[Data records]
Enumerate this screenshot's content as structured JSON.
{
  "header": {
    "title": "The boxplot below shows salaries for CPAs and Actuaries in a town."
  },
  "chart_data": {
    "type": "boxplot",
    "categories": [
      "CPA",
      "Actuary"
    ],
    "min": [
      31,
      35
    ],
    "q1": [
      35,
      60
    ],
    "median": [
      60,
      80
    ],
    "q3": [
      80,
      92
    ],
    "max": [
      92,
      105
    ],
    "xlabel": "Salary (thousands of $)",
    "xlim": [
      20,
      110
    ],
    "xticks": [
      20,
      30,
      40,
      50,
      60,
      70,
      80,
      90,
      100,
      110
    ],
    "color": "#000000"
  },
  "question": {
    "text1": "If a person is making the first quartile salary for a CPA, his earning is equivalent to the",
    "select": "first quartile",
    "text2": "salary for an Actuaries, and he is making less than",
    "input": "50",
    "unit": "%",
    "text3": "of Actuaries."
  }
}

▸ **Goal**:
Reproduce each line of the entries in which the word "making" is found.

▸ **The reply**:
    "text1": "If a person is making the first quartile salary for a CPA, his earning is equivalent to the",
    "text2": "salary for an Actuaries, and he is making less than",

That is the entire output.